**Records for processing:**
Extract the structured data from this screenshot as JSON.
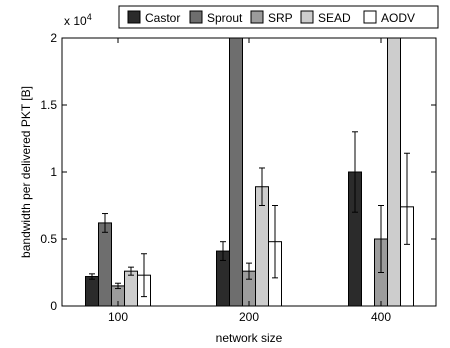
{
  "chart_data": {
    "type": "bar",
    "xlabel": "network size",
    "ylabel": "bandwidth per delivered PKT [B]",
    "y_exponent_label": "x 10",
    "y_exponent_power": "4",
    "ylim": [
      0,
      20000
    ],
    "yticks": [
      0,
      5000,
      10000,
      15000,
      20000
    ],
    "ytick_labels": [
      "0",
      "0.5",
      "1",
      "1.5",
      "2"
    ],
    "categories": [
      "100",
      "200",
      "400"
    ],
    "legend_position": "top",
    "grid": false,
    "series": [
      {
        "name": "Castor",
        "color": "#2b2b2b",
        "values": [
          2200,
          4100,
          10000
        ],
        "err_low": [
          200,
          700,
          3000
        ],
        "err_high": [
          200,
          700,
          3000
        ]
      },
      {
        "name": "Sprout",
        "color": "#6e6e6e",
        "values": [
          6200,
          20000,
          null
        ],
        "err_low": [
          700,
          0,
          0
        ],
        "err_high": [
          700,
          0,
          0
        ]
      },
      {
        "name": "SRP",
        "color": "#9c9c9c",
        "values": [
          1500,
          2600,
          5000
        ],
        "err_low": [
          200,
          600,
          2500
        ],
        "err_high": [
          200,
          600,
          2500
        ]
      },
      {
        "name": "SEAD",
        "color": "#cdcdcd",
        "values": [
          2600,
          8900,
          20000
        ],
        "err_low": [
          300,
          1400,
          0
        ],
        "err_high": [
          300,
          1400,
          0
        ]
      },
      {
        "name": "AODV",
        "color": "#ffffff",
        "values": [
          2300,
          4800,
          7400
        ],
        "err_low": [
          1600,
          2700,
          2800
        ],
        "err_high": [
          1600,
          2700,
          4000
        ]
      }
    ]
  }
}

**Short exercise:** Each record above should come back exactly the same, only without its pictures.

**Correct output:**
Extract the structured data from this screenshot as JSON.
{
  "chart_data": {
    "type": "bar",
    "xlabel": "network size",
    "ylabel": "bandwidth per delivered PKT [B]",
    "y_exponent_label": "x 10",
    "y_exponent_power": "4",
    "ylim": [
      0,
      20000
    ],
    "yticks": [
      0,
      5000,
      10000,
      15000,
      20000
    ],
    "ytick_labels": [
      "0",
      "0.5",
      "1",
      "1.5",
      "2"
    ],
    "categories": [
      "100",
      "200",
      "400"
    ],
    "legend_position": "top",
    "grid": false,
    "series": [
      {
        "name": "Castor",
        "color": "#2b2b2b",
        "values": [
          2200,
          4100,
          10000
        ],
        "err_low": [
          200,
          700,
          3000
        ],
        "err_high": [
          200,
          700,
          3000
        ]
      },
      {
        "name": "Sprout",
        "color": "#6e6e6e",
        "values": [
          6200,
          20000,
          null
        ],
        "err_low": [
          700,
          0,
          0
        ],
        "err_high": [
          700,
          0,
          0
        ]
      },
      {
        "name": "SRP",
        "color": "#9c9c9c",
        "values": [
          1500,
          2600,
          5000
        ],
        "err_low": [
          200,
          600,
          2500
        ],
        "err_high": [
          200,
          600,
          2500
        ]
      },
      {
        "name": "SEAD",
        "color": "#cdcdcd",
        "values": [
          2600,
          8900,
          20000
        ],
        "err_low": [
          300,
          1400,
          0
        ],
        "err_high": [
          300,
          1400,
          0
        ]
      },
      {
        "name": "AODV",
        "color": "#ffffff",
        "values": [
          2300,
          4800,
          7400
        ],
        "err_low": [
          1600,
          2700,
          2800
        ],
        "err_high": [
          1600,
          2700,
          4000
        ]
      }
    ]
  }
}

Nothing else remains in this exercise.